▶ **Exercise requirements**
Omit all pictures, then retype the data exactly as given.

▶ **Data provided**
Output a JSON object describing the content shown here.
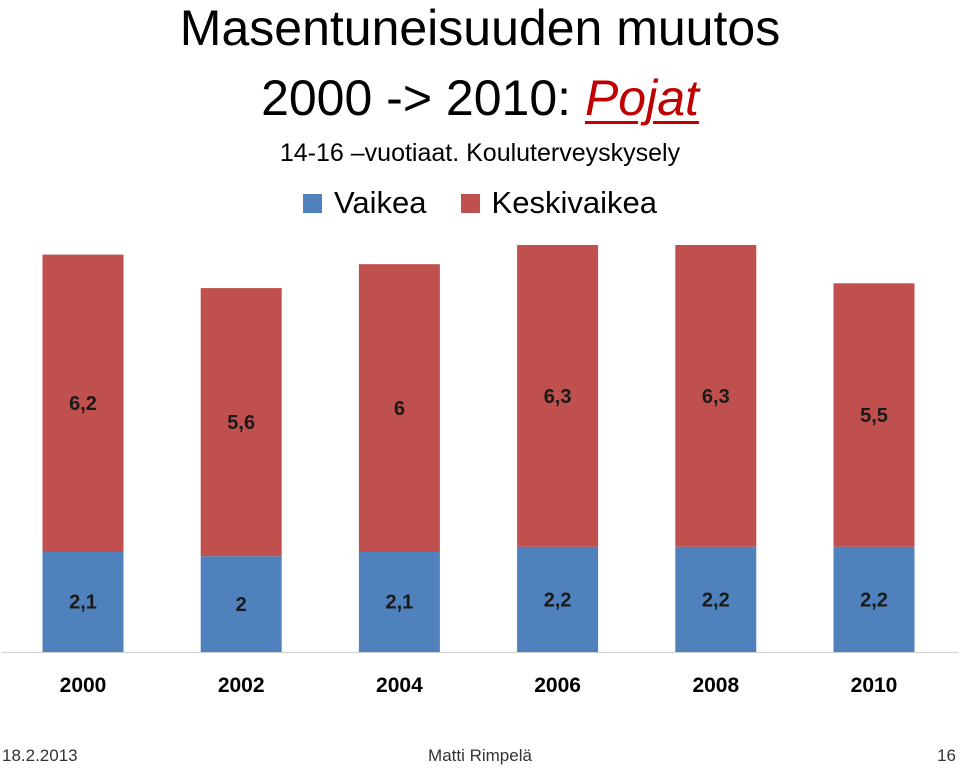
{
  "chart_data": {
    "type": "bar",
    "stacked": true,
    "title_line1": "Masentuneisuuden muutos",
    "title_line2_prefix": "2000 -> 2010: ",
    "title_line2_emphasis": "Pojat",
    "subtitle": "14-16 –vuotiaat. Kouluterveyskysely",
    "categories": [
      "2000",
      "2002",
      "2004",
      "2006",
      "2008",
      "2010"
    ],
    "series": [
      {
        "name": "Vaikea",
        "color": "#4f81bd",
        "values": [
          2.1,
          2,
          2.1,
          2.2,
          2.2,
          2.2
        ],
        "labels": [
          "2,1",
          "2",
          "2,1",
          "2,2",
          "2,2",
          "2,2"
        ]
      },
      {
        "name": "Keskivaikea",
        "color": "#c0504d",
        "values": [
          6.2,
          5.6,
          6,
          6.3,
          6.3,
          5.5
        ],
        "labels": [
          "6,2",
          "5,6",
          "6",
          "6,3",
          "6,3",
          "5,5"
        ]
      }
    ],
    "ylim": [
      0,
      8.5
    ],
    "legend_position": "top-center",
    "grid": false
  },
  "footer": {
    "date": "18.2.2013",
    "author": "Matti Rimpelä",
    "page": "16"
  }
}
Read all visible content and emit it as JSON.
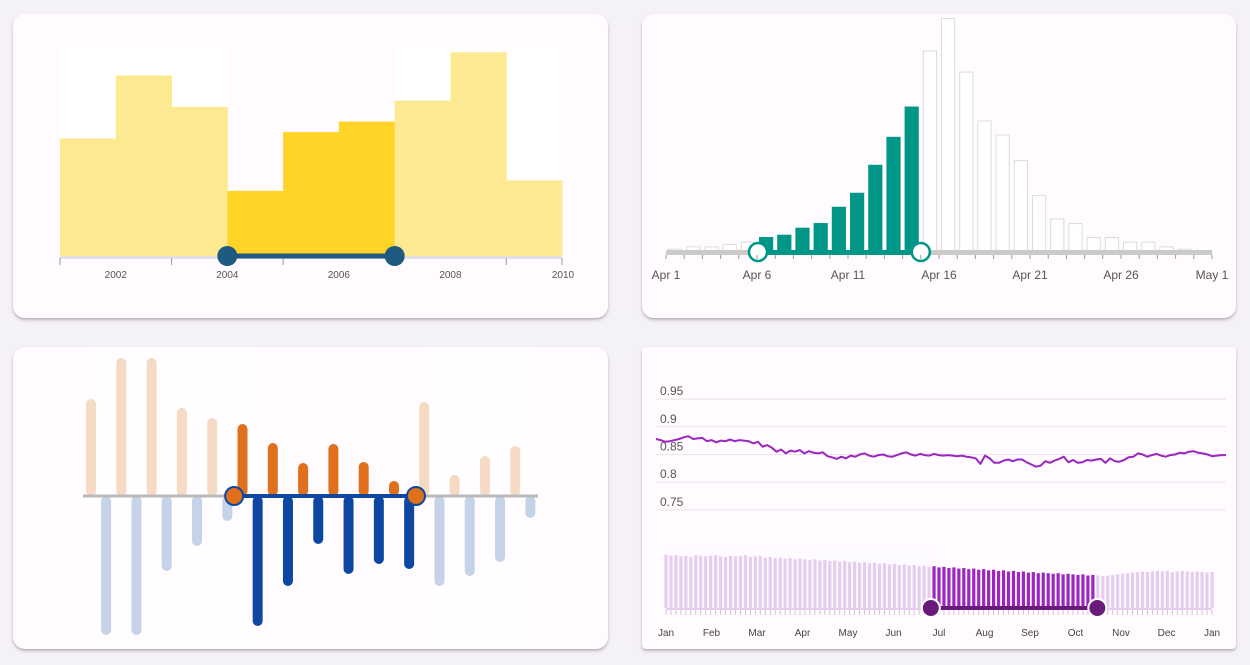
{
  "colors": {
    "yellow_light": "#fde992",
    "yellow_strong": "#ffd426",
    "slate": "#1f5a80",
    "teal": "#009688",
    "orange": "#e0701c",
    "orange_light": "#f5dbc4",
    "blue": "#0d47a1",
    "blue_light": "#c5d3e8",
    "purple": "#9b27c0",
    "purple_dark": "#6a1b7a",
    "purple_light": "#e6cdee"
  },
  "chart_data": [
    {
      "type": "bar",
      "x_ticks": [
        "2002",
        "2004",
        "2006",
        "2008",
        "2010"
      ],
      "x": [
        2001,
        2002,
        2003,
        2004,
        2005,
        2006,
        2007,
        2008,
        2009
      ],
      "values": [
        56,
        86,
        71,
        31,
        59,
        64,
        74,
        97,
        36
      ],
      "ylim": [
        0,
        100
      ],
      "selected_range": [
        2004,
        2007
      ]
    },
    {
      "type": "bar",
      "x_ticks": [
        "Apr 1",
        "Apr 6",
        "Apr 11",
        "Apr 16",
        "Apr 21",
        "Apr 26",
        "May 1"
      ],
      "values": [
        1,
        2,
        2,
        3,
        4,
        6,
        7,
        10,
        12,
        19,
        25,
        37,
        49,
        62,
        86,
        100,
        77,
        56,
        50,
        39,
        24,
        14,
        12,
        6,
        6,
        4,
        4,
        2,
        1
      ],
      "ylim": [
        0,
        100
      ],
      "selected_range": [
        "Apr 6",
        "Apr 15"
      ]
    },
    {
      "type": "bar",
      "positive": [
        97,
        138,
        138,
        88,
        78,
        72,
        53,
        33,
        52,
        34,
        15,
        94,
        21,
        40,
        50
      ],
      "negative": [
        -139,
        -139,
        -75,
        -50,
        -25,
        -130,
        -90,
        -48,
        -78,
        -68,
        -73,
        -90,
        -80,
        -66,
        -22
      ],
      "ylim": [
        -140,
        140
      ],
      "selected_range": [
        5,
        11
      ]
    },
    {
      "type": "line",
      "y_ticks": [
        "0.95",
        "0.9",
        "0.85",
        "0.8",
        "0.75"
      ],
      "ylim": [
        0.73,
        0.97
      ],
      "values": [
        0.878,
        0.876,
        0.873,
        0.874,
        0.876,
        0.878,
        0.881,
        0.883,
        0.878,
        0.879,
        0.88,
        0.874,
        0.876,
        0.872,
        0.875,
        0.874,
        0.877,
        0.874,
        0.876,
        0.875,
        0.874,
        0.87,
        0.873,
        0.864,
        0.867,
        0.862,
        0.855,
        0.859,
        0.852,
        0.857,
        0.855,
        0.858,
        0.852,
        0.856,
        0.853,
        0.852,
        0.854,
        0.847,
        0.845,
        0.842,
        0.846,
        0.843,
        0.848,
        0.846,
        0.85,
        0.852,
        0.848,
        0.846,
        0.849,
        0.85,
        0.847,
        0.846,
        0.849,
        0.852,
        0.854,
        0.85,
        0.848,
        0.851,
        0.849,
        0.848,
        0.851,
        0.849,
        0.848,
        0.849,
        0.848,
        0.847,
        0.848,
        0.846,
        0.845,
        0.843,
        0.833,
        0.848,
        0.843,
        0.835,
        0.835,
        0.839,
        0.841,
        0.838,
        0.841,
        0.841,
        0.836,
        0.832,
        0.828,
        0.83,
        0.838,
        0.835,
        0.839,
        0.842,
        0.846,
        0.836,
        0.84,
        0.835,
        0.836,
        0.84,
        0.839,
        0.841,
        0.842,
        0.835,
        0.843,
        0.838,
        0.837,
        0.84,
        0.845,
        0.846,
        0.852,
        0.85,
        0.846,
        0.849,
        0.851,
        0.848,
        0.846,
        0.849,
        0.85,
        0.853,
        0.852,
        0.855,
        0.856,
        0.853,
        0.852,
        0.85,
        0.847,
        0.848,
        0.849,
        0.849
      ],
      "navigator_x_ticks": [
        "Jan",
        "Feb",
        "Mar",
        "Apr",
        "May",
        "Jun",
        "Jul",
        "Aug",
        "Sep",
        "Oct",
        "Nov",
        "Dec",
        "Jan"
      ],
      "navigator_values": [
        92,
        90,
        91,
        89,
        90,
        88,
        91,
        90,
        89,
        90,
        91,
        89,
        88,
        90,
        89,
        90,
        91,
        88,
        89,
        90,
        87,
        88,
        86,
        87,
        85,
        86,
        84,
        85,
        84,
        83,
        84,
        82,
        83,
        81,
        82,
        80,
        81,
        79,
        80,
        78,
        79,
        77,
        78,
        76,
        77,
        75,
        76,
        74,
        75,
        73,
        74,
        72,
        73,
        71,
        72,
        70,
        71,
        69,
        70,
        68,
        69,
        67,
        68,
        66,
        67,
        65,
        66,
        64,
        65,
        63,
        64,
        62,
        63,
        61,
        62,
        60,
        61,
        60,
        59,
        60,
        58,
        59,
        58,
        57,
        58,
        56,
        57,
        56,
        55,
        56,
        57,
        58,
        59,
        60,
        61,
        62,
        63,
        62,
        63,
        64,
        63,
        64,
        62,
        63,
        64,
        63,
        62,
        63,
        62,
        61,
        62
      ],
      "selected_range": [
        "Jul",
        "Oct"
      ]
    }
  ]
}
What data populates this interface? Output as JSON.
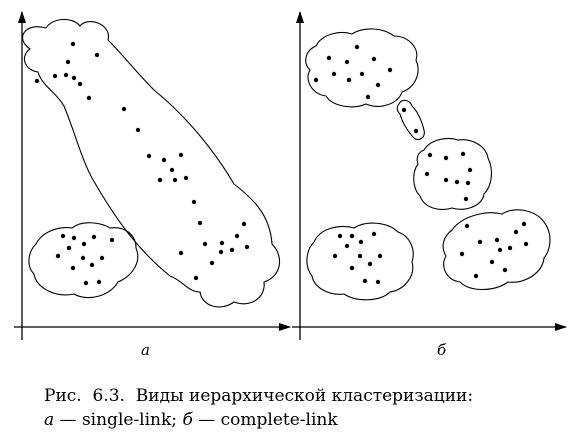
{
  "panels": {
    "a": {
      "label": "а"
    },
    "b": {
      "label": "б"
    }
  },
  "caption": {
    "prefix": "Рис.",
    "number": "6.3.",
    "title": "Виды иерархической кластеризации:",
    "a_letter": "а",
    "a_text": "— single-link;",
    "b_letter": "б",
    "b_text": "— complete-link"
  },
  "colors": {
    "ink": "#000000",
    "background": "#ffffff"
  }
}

▶ **Complete answer**
Output a JSON object describing the content shown here.
{
  "chart_data": {
    "type": "bar",
    "stacked": true,
    "title_line1": "Masentuneisuuden muutos",
    "title_line2_prefix": "2000 -> 2010: ",
    "title_line2_emphasis": "Pojat",
    "subtitle": "14-16 –vuotiaat. Kouluterveyskysely",
    "categories": [
      "2000",
      "2002",
      "2004",
      "2006",
      "2008",
      "2010"
    ],
    "series": [
      {
        "name": "Vaikea",
        "color": "#4f81bd",
        "values": [
          2.1,
          2,
          2.1,
          2.2,
          2.2,
          2.2
        ],
        "labels": [
          "2,1",
          "2",
          "2,1",
          "2,2",
          "2,2",
          "2,2"
        ]
      },
      {
        "name": "Keskivaikea",
        "color": "#c0504d",
        "values": [
          6.2,
          5.6,
          6,
          6.3,
          6.3,
          5.5
        ],
        "labels": [
          "6,2",
          "5,6",
          "6",
          "6,3",
          "6,3",
          "5,5"
        ]
      }
    ],
    "ylim": [
      0,
      8.5
    ],
    "legend_position": "top-center",
    "grid": false
  },
  "footer": {
    "date": "18.2.2013",
    "author": "Matti Rimpelä",
    "page": "16"
  }
}
Read all visible content and emit it as JSON.
{
  "colors": {
    "yellow_light": "#fde992",
    "yellow_strong": "#ffd426",
    "slate": "#1f5a80",
    "teal": "#009688",
    "orange": "#e0701c",
    "orange_light": "#f5dbc4",
    "blue": "#0d47a1",
    "blue_light": "#c5d3e8",
    "purple": "#9b27c0",
    "purple_dark": "#6a1b7a",
    "purple_light": "#e6cdee"
  },
  "chart_data": [
    {
      "type": "bar",
      "x_ticks": [
        "2002",
        "2004",
        "2006",
        "2008",
        "2010"
      ],
      "x": [
        2001,
        2002,
        2003,
        2004,
        2005,
        2006,
        2007,
        2008,
        2009
      ],
      "values": [
        56,
        86,
        71,
        31,
        59,
        64,
        74,
        97,
        36
      ],
      "ylim": [
        0,
        100
      ],
      "selected_range": [
        2004,
        2007
      ]
    },
    {
      "type": "bar",
      "x_ticks": [
        "Apr 1",
        "Apr 6",
        "Apr 11",
        "Apr 16",
        "Apr 21",
        "Apr 26",
        "May 1"
      ],
      "values": [
        1,
        2,
        2,
        3,
        4,
        6,
        7,
        10,
        12,
        19,
        25,
        37,
        49,
        62,
        86,
        100,
        77,
        56,
        50,
        39,
        24,
        14,
        12,
        6,
        6,
        4,
        4,
        2,
        1
      ],
      "ylim": [
        0,
        100
      ],
      "selected_range": [
        "Apr 6",
        "Apr 15"
      ]
    },
    {
      "type": "bar",
      "positive": [
        97,
        138,
        138,
        88,
        78,
        72,
        53,
        33,
        52,
        34,
        15,
        94,
        21,
        40,
        50
      ],
      "negative": [
        -139,
        -139,
        -75,
        -50,
        -25,
        -130,
        -90,
        -48,
        -78,
        -68,
        -73,
        -90,
        -80,
        -66,
        -22
      ],
      "ylim": [
        -140,
        140
      ],
      "selected_range": [
        5,
        11
      ]
    },
    {
      "type": "line",
      "y_ticks": [
        "0.95",
        "0.9",
        "0.85",
        "0.8",
        "0.75"
      ],
      "ylim": [
        0.73,
        0.97
      ],
      "values": [
        0.878,
        0.876,
        0.873,
        0.874,
        0.876,
        0.878,
        0.881,
        0.883,
        0.878,
        0.879,
        0.88,
        0.874,
        0.876,
        0.872,
        0.875,
        0.874,
        0.877,
        0.874,
        0.876,
        0.875,
        0.874,
        0.87,
        0.873,
        0.864,
        0.867,
        0.862,
        0.855,
        0.859,
        0.852,
        0.857,
        0.855,
        0.858,
        0.852,
        0.856,
        0.853,
        0.852,
        0.854,
        0.847,
        0.845,
        0.842,
        0.846,
        0.843,
        0.848,
        0.846,
        0.85,
        0.852,
        0.848,
        0.846,
        0.849,
        0.85,
        0.847,
        0.846,
        0.849,
        0.852,
        0.854,
        0.85,
        0.848,
        0.851,
        0.849,
        0.848,
        0.851,
        0.849,
        0.848,
        0.849,
        0.848,
        0.847,
        0.848,
        0.846,
        0.845,
        0.843,
        0.833,
        0.848,
        0.843,
        0.835,
        0.835,
        0.839,
        0.841,
        0.838,
        0.841,
        0.841,
        0.836,
        0.832,
        0.828,
        0.83,
        0.838,
        0.835,
        0.839,
        0.842,
        0.846,
        0.836,
        0.84,
        0.835,
        0.836,
        0.84,
        0.839,
        0.841,
        0.842,
        0.835,
        0.843,
        0.838,
        0.837,
        0.84,
        0.845,
        0.846,
        0.852,
        0.85,
        0.846,
        0.849,
        0.851,
        0.848,
        0.846,
        0.849,
        0.85,
        0.853,
        0.852,
        0.855,
        0.856,
        0.853,
        0.852,
        0.85,
        0.847,
        0.848,
        0.849,
        0.849
      ],
      "navigator_x_ticks": [
        "Jan",
        "Feb",
        "Mar",
        "Apr",
        "May",
        "Jun",
        "Jul",
        "Aug",
        "Sep",
        "Oct",
        "Nov",
        "Dec",
        "Jan"
      ],
      "navigator_values": [
        92,
        90,
        91,
        89,
        90,
        88,
        91,
        90,
        89,
        90,
        91,
        89,
        88,
        90,
        89,
        90,
        91,
        88,
        89,
        90,
        87,
        88,
        86,
        87,
        85,
        86,
        84,
        85,
        84,
        83,
        84,
        82,
        83,
        81,
        82,
        80,
        81,
        79,
        80,
        78,
        79,
        77,
        78,
        76,
        77,
        75,
        76,
        74,
        75,
        73,
        74,
        72,
        73,
        71,
        72,
        70,
        71,
        69,
        70,
        68,
        69,
        67,
        68,
        66,
        67,
        65,
        66,
        64,
        65,
        63,
        64,
        62,
        63,
        61,
        62,
        60,
        61,
        60,
        59,
        60,
        58,
        59,
        58,
        57,
        58,
        56,
        57,
        56,
        55,
        56,
        57,
        58,
        59,
        60,
        61,
        62,
        63,
        62,
        63,
        64,
        63,
        64,
        62,
        63,
        64,
        63,
        62,
        63,
        62,
        61,
        62
      ],
      "selected_range": [
        "Jul",
        "Oct"
      ]
    }
  ]
}
What data populates this interface? Output as JSON.
{
  "panels": {
    "a": {
      "label": "а"
    },
    "b": {
      "label": "б"
    }
  },
  "caption": {
    "prefix": "Рис.",
    "number": "6.3.",
    "title": "Виды иерархической кластеризации:",
    "a_letter": "а",
    "a_text": "— single-link;",
    "b_letter": "б",
    "b_text": "— complete-link"
  },
  "colors": {
    "ink": "#000000",
    "background": "#ffffff"
  }
}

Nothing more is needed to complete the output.